───── SUPPLIED MATERIAL
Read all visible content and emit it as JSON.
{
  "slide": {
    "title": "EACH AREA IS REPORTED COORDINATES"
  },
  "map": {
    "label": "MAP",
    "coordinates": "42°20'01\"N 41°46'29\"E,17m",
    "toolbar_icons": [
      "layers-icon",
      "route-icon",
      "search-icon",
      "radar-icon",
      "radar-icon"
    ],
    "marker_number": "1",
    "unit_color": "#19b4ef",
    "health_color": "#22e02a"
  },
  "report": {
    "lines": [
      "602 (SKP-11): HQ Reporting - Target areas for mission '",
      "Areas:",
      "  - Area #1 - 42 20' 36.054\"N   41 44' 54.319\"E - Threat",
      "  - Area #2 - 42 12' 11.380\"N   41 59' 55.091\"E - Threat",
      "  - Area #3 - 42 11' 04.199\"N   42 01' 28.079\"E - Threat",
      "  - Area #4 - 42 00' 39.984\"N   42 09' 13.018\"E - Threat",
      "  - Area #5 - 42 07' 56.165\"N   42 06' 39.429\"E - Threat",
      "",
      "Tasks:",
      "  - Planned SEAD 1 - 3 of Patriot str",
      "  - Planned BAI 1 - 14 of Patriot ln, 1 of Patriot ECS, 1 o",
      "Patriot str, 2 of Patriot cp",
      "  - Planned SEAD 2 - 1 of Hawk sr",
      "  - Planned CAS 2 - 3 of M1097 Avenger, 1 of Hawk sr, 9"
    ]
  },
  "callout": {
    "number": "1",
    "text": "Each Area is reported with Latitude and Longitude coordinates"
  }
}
──────────
◆ WHAT TO DO:
Take the records above and return them exactly as written.

◆ REPLY TO THE EXERCISE:
Read all visible content and emit it as JSON.
{
  "slide": {
    "title": "EACH AREA IS REPORTED COORDINATES"
  },
  "map": {
    "label": "MAP",
    "coordinates": "42°20'01\"N 41°46'29\"E,17m",
    "toolbar_icons": [
      "layers-icon",
      "route-icon",
      "search-icon",
      "radar-icon",
      "radar-icon"
    ],
    "marker_number": "1",
    "unit_color": "#19b4ef",
    "health_color": "#22e02a"
  },
  "report": {
    "lines": [
      "602 (SKP-11): HQ Reporting - Target areas for mission '",
      "Areas:",
      "  - Area #1 - 42 20' 36.054\"N   41 44' 54.319\"E - Threat",
      "  - Area #2 - 42 12' 11.380\"N   41 59' 55.091\"E - Threat",
      "  - Area #3 - 42 11' 04.199\"N   42 01' 28.079\"E - Threat",
      "  - Area #4 - 42 00' 39.984\"N   42 09' 13.018\"E - Threat",
      "  - Area #5 - 42 07' 56.165\"N   42 06' 39.429\"E - Threat",
      "",
      "Tasks:",
      "  - Planned SEAD 1 - 3 of Patriot str",
      "  - Planned BAI 1 - 14 of Patriot ln, 1 of Patriot ECS, 1 o",
      "Patriot str, 2 of Patriot cp",
      "  - Planned SEAD 2 - 1 of Hawk sr",
      "  - Planned CAS 2 - 3 of M1097 Avenger, 1 of Hawk sr, 9"
    ]
  },
  "callout": {
    "number": "1",
    "text": "Each Area is reported with Latitude and Longitude coordinates"
  }
}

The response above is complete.